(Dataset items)
__________
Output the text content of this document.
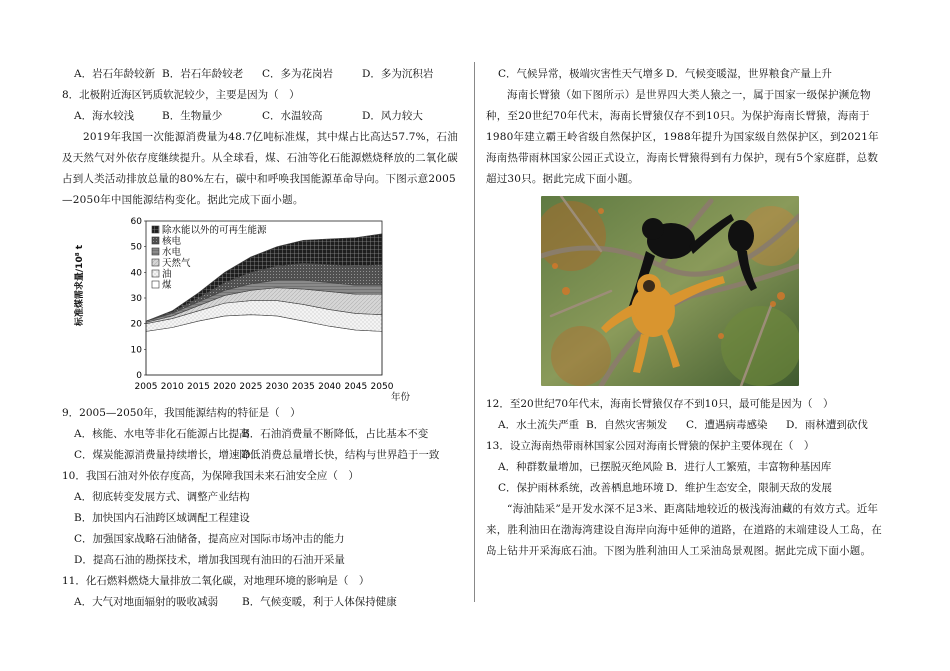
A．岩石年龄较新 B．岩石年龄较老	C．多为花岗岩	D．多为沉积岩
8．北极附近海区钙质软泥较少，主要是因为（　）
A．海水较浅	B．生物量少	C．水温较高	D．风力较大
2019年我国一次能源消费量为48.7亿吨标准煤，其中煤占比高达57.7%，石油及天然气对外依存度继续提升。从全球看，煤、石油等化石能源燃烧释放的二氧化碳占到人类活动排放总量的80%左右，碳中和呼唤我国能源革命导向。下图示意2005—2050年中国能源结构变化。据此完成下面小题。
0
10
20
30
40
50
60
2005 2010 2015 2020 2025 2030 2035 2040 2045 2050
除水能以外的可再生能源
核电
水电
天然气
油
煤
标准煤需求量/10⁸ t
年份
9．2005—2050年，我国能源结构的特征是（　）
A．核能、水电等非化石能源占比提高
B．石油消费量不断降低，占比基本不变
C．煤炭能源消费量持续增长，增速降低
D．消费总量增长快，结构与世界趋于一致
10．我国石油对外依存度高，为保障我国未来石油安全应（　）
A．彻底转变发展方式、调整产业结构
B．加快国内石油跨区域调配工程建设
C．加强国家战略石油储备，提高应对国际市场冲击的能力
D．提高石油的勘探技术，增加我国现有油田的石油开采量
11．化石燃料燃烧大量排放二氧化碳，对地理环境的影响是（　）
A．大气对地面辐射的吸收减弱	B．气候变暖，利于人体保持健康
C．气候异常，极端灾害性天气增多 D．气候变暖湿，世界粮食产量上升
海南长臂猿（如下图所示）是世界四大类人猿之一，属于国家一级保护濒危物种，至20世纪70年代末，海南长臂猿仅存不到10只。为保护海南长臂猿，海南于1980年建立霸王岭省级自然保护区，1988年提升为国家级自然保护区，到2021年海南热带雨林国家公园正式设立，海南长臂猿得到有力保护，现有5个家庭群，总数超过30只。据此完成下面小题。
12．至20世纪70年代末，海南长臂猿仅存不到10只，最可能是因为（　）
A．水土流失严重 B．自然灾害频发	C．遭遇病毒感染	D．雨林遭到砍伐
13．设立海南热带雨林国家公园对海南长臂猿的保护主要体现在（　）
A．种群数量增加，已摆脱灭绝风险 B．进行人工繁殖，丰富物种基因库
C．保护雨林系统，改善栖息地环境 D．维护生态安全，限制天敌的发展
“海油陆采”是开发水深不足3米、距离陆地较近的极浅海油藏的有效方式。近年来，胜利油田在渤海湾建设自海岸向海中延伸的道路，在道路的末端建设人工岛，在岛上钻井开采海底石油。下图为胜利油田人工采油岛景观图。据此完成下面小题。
__________
- _SET PROBLEM_:
Images in the data above are to be skipped. Retype all other material exactly.

- _ANSWER TO THE PROBLEM_:
Output the text content of this document.
A．岩石年龄较新 B．岩石年龄较老	C．多为花岗岩	D．多为沉积岩
8．北极附近海区钙质软泥较少，主要是因为（　）
A．海水较浅	B．生物量少	C．水温较高	D．风力较大
2019年我国一次能源消费量为48.7亿吨标准煤，其中煤占比高达57.7%，石油及天然气对外依存度继续提升。从全球看，煤、石油等化石能源燃烧释放的二氧化碳占到人类活动排放总量的80%左右，碳中和呼唤我国能源革命导向。下图示意2005—2050年中国能源结构变化。据此完成下面小题。
0
10
20
30
40
50
60
2005 2010 2015 2020 2025 2030 2035 2040 2045 2050
除水能以外的可再生能源
核电
水电
天然气
油
煤
标准煤需求量/10⁸ t
年份
9．2005—2050年，我国能源结构的特征是（　）
A．核能、水电等非化石能源占比提高
B．石油消费量不断降低，占比基本不变
C．煤炭能源消费量持续增长，增速降低
D．消费总量增长快，结构与世界趋于一致
10．我国石油对外依存度高，为保障我国未来石油安全应（　）
A．彻底转变发展方式、调整产业结构
B．加快国内石油跨区域调配工程建设
C．加强国家战略石油储备，提高应对国际市场冲击的能力
D．提高石油的勘探技术，增加我国现有油田的石油开采量
11．化石燃料燃烧大量排放二氧化碳，对地理环境的影响是（　）
A．大气对地面辐射的吸收减弱	B．气候变暖，利于人体保持健康
C．气候异常，极端灾害性天气增多 D．气候变暖湿，世界粮食产量上升
海南长臂猿（如下图所示）是世界四大类人猿之一，属于国家一级保护濒危物种，至20世纪70年代末，海南长臂猿仅存不到10只。为保护海南长臂猿，海南于1980年建立霸王岭省级自然保护区，1988年提升为国家级自然保护区，到2021年海南热带雨林国家公园正式设立，海南长臂猿得到有力保护，现有5个家庭群，总数超过30只。据此完成下面小题。
12．至20世纪70年代末，海南长臂猿仅存不到10只，最可能是因为（　）
A．水土流失严重 B．自然灾害频发	C．遭遇病毒感染	D．雨林遭到砍伐
13．设立海南热带雨林国家公园对海南长臂猿的保护主要体现在（　）
A．种群数量增加，已摆脱灭绝风险 B．进行人工繁殖，丰富物种基因库
C．保护雨林系统，改善栖息地环境 D．维护生态安全，限制天敌的发展
“海油陆采”是开发水深不足3米、距离陆地较近的极浅海油藏的有效方式。近年来，胜利油田在渤海湾建设自海岸向海中延伸的道路，在道路的末端建设人工岛，在岛上钻井开采海底石油。下图为胜利油田人工采油岛景观图。据此完成下面小题。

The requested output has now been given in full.